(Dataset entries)
· · · · · · ·

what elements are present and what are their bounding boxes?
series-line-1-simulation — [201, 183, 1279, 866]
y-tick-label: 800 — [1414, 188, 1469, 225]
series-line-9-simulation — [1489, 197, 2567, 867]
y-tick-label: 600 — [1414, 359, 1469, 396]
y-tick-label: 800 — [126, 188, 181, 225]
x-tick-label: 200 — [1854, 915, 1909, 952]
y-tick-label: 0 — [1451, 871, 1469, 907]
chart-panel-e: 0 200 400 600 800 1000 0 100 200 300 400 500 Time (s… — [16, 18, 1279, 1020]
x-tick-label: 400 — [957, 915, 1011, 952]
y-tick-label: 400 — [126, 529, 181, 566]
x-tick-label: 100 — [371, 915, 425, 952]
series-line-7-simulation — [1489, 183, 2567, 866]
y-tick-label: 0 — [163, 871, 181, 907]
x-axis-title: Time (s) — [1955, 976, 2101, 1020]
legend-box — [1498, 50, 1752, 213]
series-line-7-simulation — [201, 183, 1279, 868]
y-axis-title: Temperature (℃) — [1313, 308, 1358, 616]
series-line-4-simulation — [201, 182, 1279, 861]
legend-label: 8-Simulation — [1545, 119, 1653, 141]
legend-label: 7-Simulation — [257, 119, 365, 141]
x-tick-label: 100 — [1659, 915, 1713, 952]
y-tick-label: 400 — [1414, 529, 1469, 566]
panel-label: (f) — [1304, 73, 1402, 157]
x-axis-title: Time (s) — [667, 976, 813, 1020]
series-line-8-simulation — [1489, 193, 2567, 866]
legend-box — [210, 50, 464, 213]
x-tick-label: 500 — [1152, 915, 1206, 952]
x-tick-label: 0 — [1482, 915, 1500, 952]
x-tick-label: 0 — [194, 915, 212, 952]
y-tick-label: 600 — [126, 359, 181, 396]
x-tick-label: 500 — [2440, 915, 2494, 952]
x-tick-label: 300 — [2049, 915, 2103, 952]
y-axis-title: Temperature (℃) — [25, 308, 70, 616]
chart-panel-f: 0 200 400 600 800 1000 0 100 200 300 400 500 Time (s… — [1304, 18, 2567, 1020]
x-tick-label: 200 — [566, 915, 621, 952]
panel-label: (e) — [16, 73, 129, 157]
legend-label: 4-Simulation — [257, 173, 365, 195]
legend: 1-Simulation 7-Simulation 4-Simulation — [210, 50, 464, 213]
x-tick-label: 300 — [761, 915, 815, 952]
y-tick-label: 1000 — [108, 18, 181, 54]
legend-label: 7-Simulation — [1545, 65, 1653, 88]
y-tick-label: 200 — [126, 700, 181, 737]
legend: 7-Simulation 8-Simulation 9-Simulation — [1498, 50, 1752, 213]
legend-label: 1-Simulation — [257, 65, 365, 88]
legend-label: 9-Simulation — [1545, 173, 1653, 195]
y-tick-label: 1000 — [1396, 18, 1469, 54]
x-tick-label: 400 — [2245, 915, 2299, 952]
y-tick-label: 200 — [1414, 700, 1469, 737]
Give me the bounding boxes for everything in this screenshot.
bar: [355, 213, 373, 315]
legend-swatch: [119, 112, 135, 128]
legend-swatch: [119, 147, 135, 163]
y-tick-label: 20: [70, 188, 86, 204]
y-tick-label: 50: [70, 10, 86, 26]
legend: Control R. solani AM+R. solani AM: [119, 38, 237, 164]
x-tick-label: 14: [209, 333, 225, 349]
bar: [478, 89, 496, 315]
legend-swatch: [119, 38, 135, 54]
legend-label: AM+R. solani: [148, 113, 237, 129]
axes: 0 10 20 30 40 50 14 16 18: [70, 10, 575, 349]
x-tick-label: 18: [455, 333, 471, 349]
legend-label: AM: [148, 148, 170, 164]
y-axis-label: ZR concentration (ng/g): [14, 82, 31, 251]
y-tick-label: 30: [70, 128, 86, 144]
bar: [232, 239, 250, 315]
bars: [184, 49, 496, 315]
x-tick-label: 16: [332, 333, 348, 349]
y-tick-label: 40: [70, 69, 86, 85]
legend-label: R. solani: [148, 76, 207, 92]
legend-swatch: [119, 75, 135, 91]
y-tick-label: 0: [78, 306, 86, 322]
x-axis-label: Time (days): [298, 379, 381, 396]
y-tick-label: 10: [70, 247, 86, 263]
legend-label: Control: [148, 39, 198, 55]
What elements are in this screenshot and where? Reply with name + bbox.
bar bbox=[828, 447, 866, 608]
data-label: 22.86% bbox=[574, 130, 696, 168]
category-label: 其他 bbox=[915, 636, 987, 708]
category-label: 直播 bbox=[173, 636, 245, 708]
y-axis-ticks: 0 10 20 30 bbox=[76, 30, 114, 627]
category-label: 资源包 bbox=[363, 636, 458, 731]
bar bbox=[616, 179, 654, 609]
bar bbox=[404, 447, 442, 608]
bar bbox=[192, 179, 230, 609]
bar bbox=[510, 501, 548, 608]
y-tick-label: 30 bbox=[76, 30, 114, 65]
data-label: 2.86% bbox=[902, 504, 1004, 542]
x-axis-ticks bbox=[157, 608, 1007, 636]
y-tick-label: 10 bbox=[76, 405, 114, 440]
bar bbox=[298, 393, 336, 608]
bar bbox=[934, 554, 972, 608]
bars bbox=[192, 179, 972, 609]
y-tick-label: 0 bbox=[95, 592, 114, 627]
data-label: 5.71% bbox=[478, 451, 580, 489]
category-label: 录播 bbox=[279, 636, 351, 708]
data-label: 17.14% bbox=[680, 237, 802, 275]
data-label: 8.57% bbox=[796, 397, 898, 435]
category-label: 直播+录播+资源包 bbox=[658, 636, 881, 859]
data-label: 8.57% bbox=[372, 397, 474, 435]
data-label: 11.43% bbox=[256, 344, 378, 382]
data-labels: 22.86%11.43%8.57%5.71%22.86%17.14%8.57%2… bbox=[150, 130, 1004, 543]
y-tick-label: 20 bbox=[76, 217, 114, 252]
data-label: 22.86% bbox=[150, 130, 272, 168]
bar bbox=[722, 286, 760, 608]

· · · · · · ·

## PROBLEM STATEMENT
Render each of the dataset entries above as a numbered list, one item per line, leaving out blank lines.

## FINAL ANSWER
1. what elements are present and what are their bounding boxes?
2. series-line-1-simulation — [201, 183, 1279, 866]
3. y-tick-label: 800 — [1414, 188, 1469, 225]
4. series-line-9-simulation — [1489, 197, 2567, 867]
5. y-tick-label: 600 — [1414, 359, 1469, 396]
6. y-tick-label: 800 — [126, 188, 181, 225]
7. x-tick-label: 200 — [1854, 915, 1909, 952]
8. y-tick-label: 0 — [1451, 871, 1469, 907]
9. chart-panel-e: 0 200 400 600 800 1000 0 100 200 300 400 500 Time (s… — [16, 18, 1279, 1020]
10. x-tick-label: 400 — [957, 915, 1011, 952]
11. y-tick-label: 400 — [126, 529, 181, 566]
12. x-tick-label: 100 — [371, 915, 425, 952]
13. series-line-7-simulation — [1489, 183, 2567, 866]
14. y-tick-label: 0 — [163, 871, 181, 907]
15. x-axis-title: Time (s) — [1955, 976, 2101, 1020]
16. legend-box — [1498, 50, 1752, 213]
17. series-line-7-simulation — [201, 183, 1279, 868]
18. y-axis-title: Temperature (℃) — [1313, 308, 1358, 616]
19. series-line-4-simulation — [201, 182, 1279, 861]
20. legend-label: 8-Simulation — [1545, 119, 1653, 141]
21. legend-label: 7-Simulation — [257, 119, 365, 141]
22. x-tick-label: 100 — [1659, 915, 1713, 952]
23. y-tick-label: 400 — [1414, 529, 1469, 566]
24. panel-label: (f) — [1304, 73, 1402, 157]
25. x-axis-title: Time (s) — [667, 976, 813, 1020]
26. series-line-8-simulation — [1489, 193, 2567, 866]
27. legend-box — [210, 50, 464, 213]
28. x-tick-label: 500 — [1152, 915, 1206, 952]
29. x-tick-label: 0 — [1482, 915, 1500, 952]
30. x-tick-label: 0 — [194, 915, 212, 952]
31. y-tick-label: 600 — [126, 359, 181, 396]
32. x-tick-label: 500 — [2440, 915, 2494, 952]
33. x-tick-label: 300 — [2049, 915, 2103, 952]
34. y-axis-title: Temperature (℃) — [25, 308, 70, 616]
35. chart-panel-f: 0 200 400 600 800 1000 0 100 200 300 400 500 Time (s… — [1304, 18, 2567, 1020]
36. x-tick-label: 200 — [566, 915, 621, 952]
37. panel-label: (e) — [16, 73, 129, 157]
38. legend-label: 4-Simulation — [257, 173, 365, 195]
39. legend: 1-Simulation 7-Simulation 4-Simulation — [210, 50, 464, 213]
40. x-tick-label: 300 — [761, 915, 815, 952]
41. y-tick-label: 1000 — [108, 18, 181, 54]
42. legend-label: 7-Simulation — [1545, 65, 1653, 88]
43. y-tick-label: 200 — [126, 700, 181, 737]
44. legend: 7-Simulation 8-Simulation 9-Simulation — [1498, 50, 1752, 213]
45. legend-label: 1-Simulation — [257, 65, 365, 88]
46. legend-label: 9-Simulation — [1545, 173, 1653, 195]
47. y-tick-label: 1000 — [1396, 18, 1469, 54]
48. x-tick-label: 400 — [2245, 915, 2299, 952]
49. y-tick-label: 200 — [1414, 700, 1469, 737]
50. Give me the bounding boxes for everything in this screenshot.
51. bar: [355, 213, 373, 315]
52. legend-swatch: [119, 112, 135, 128]
53. legend-swatch: [119, 147, 135, 163]
54. y-tick-label: 20: [70, 188, 86, 204]
55. y-tick-label: 50: [70, 10, 86, 26]
56. legend: Control R. solani AM+R. solani AM: [119, 38, 237, 164]
57. x-tick-label: 14: [209, 333, 225, 349]
58. bar: [478, 89, 496, 315]
59. legend-swatch: [119, 38, 135, 54]
60. legend-label: AM+R. solani: [148, 113, 237, 129]
61. axes: 0 10 20 30 40 50 14 16 18: [70, 10, 575, 349]
62. x-tick-label: 18: [455, 333, 471, 349]
63. legend-label: AM: [148, 148, 170, 164]
64. y-axis-label: ZR concentration (ng/g): [14, 82, 31, 251]
65. y-tick-label: 30: [70, 128, 86, 144]
66. bar: [232, 239, 250, 315]
67. bars: [184, 49, 496, 315]
68. x-tick-label: 16: [332, 333, 348, 349]
69. y-tick-label: 40: [70, 69, 86, 85]
70. legend-label: R. solani: [148, 76, 207, 92]
71. legend-swatch: [119, 75, 135, 91]
72. y-tick-label: 0: [78, 306, 86, 322]
73. x-axis-label: Time (days): [298, 379, 381, 396]
74. y-tick-label: 10: [70, 247, 86, 263]
75. legend-label: Control: [148, 39, 198, 55]
76. What elements are in this screenshot and where? Reply with name + bbox.
77. bar bbox=[828, 447, 866, 608]
78. data-label: 22.86% bbox=[574, 130, 696, 168]
79. category-label: 其他 bbox=[915, 636, 987, 708]
80. category-label: 直播 bbox=[173, 636, 245, 708]
81. y-axis-ticks: 0 10 20 30 bbox=[76, 30, 114, 627]
82. category-label: 资源包 bbox=[363, 636, 458, 731]
83. bar bbox=[616, 179, 654, 609]
84. bar bbox=[404, 447, 442, 608]
85. bar bbox=[192, 179, 230, 609]
86. bar bbox=[510, 501, 548, 608]
87. y-tick-label: 30 bbox=[76, 30, 114, 65]
88. data-label: 2.86% bbox=[902, 504, 1004, 542]
89. x-axis-ticks bbox=[157, 608, 1007, 636]
90. y-tick-label: 10 bbox=[76, 405, 114, 440]
91. bar bbox=[298, 393, 336, 608]
92. bar bbox=[934, 554, 972, 608]
93. bars bbox=[192, 179, 972, 609]
94. y-tick-label: 0 bbox=[95, 592, 114, 627]
95. data-label: 5.71% bbox=[478, 451, 580, 489]
96. category-label: 录播 bbox=[279, 636, 351, 708]
97. data-label: 17.14% bbox=[680, 237, 802, 275]
98. data-label: 8.57% bbox=[796, 397, 898, 435]
99. category-label: 直播+录播+资源包 bbox=[658, 636, 881, 859]
100. data-label: 8.57% bbox=[372, 397, 474, 435]
101. data-label: 11.43% bbox=[256, 344, 378, 382]
102. data-labels: 22.86%11.43%8.57%5.71%22.86%17.14%8.57%2… bbox=[150, 130, 1004, 543]
103. y-tick-label: 20 bbox=[76, 217, 114, 252]
104. data-label: 22.86% bbox=[150, 130, 272, 168]
105. bar bbox=[722, 286, 760, 608]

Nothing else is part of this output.